(Records excerpted from a collection)
+-------+
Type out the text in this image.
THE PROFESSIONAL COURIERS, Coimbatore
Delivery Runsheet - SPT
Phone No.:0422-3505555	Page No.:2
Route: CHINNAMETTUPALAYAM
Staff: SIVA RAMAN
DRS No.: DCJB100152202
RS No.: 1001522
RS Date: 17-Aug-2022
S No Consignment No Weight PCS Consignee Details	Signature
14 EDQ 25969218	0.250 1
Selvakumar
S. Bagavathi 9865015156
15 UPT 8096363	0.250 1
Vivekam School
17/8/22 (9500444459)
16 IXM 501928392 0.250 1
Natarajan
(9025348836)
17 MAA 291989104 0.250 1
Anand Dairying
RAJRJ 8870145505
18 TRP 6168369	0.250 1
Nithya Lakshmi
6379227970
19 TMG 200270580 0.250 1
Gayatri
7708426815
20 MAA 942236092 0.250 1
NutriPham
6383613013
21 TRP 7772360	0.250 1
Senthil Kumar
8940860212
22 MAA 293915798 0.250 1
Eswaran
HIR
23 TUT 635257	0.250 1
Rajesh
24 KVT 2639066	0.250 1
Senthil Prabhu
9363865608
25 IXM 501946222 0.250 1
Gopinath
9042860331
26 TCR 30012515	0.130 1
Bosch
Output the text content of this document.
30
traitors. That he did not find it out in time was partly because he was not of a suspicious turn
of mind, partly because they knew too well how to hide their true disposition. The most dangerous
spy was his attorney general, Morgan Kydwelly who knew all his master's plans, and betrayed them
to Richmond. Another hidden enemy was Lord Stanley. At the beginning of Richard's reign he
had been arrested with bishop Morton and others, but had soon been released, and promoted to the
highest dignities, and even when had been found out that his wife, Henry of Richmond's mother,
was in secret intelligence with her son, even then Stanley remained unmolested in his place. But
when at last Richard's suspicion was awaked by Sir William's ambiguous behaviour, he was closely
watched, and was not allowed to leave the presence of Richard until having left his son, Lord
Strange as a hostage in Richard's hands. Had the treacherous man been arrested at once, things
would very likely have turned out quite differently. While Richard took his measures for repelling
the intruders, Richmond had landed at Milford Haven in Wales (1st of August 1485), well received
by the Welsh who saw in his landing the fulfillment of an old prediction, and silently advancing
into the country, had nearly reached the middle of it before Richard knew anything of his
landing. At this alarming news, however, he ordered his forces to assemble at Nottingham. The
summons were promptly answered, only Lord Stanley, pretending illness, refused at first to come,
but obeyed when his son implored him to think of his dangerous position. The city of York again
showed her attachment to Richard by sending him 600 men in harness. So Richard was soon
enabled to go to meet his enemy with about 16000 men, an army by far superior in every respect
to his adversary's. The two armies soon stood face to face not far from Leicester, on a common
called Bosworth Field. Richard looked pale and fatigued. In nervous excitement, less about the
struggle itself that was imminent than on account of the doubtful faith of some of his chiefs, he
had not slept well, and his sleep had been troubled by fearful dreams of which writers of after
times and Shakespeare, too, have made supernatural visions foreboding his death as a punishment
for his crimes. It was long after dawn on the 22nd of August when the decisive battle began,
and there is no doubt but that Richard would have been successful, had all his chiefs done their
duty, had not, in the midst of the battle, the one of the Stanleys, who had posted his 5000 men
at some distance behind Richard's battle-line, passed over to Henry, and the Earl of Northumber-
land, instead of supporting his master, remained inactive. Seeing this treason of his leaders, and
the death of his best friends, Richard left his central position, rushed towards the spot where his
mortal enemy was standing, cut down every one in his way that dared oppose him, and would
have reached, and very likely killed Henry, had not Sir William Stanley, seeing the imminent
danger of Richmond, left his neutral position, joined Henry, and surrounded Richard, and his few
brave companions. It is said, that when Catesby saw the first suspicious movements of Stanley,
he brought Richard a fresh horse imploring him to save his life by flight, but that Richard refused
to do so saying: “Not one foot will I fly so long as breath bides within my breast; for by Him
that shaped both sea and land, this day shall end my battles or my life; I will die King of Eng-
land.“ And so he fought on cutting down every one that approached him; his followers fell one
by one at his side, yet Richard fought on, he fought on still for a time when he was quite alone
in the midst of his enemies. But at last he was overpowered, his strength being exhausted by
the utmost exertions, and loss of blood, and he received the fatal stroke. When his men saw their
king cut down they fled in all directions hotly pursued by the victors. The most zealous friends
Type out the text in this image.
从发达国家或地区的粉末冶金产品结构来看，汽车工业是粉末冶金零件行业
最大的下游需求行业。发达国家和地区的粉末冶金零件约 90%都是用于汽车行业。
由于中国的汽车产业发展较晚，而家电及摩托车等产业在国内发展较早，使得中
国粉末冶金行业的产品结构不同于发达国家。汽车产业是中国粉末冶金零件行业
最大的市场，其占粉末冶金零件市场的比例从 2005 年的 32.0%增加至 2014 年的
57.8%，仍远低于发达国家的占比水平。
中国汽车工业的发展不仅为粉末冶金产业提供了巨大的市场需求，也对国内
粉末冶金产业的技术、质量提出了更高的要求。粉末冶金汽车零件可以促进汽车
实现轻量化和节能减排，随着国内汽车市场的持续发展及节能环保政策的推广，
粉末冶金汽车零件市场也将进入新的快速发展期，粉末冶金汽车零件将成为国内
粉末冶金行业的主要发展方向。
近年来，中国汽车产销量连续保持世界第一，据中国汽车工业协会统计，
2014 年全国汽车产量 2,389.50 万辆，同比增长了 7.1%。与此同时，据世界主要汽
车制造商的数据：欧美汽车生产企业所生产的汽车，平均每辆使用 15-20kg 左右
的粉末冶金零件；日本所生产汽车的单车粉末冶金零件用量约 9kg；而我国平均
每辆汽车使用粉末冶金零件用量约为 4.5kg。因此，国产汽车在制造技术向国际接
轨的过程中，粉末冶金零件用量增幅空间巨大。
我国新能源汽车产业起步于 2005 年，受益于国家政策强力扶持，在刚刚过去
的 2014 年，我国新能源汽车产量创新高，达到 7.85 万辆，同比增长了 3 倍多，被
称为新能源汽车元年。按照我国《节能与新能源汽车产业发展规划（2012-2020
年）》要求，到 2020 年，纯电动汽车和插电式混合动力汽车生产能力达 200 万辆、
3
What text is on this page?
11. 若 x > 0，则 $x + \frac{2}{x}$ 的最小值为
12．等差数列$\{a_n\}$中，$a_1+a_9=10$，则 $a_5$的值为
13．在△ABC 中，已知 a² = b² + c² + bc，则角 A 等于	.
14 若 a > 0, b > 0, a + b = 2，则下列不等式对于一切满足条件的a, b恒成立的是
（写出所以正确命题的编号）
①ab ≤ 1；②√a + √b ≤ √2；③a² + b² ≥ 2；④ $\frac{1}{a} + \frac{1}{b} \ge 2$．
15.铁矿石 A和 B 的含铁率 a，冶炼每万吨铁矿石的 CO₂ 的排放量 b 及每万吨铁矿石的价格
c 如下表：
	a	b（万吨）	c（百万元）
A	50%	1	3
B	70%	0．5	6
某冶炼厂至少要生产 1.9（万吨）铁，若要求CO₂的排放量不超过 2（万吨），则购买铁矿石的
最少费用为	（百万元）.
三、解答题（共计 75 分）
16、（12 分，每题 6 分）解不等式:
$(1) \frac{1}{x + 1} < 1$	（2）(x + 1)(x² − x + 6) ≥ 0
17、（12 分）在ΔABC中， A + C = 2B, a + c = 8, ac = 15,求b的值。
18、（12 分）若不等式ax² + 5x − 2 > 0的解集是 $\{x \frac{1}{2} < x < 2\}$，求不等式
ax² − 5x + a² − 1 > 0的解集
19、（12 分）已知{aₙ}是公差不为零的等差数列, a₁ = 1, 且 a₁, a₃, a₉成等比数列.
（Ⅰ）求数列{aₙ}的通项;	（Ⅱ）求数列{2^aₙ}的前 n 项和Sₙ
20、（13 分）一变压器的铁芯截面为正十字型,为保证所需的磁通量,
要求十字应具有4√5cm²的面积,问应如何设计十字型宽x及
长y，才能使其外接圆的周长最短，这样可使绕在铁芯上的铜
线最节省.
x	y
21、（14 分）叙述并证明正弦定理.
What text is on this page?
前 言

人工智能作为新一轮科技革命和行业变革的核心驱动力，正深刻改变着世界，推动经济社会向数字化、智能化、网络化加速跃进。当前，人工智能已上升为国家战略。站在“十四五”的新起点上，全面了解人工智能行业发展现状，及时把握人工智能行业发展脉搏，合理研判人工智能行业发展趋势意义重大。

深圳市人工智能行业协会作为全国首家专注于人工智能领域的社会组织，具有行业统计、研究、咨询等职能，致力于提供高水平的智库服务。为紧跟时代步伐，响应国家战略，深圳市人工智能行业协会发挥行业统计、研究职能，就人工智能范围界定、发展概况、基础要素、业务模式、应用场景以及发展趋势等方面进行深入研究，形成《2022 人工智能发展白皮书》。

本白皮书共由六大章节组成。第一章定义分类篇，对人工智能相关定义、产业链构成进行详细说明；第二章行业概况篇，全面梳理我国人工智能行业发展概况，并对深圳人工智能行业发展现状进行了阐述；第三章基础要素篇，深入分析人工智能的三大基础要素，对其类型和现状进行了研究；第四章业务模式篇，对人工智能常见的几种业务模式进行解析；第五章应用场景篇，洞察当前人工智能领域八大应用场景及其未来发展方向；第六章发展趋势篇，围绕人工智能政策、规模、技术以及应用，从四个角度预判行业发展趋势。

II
+-------+
▶ _Exercise task_: Each line containing the word "master" counts once; say how many such lines there are, giving only the number.

▶ _Expected answer_: 2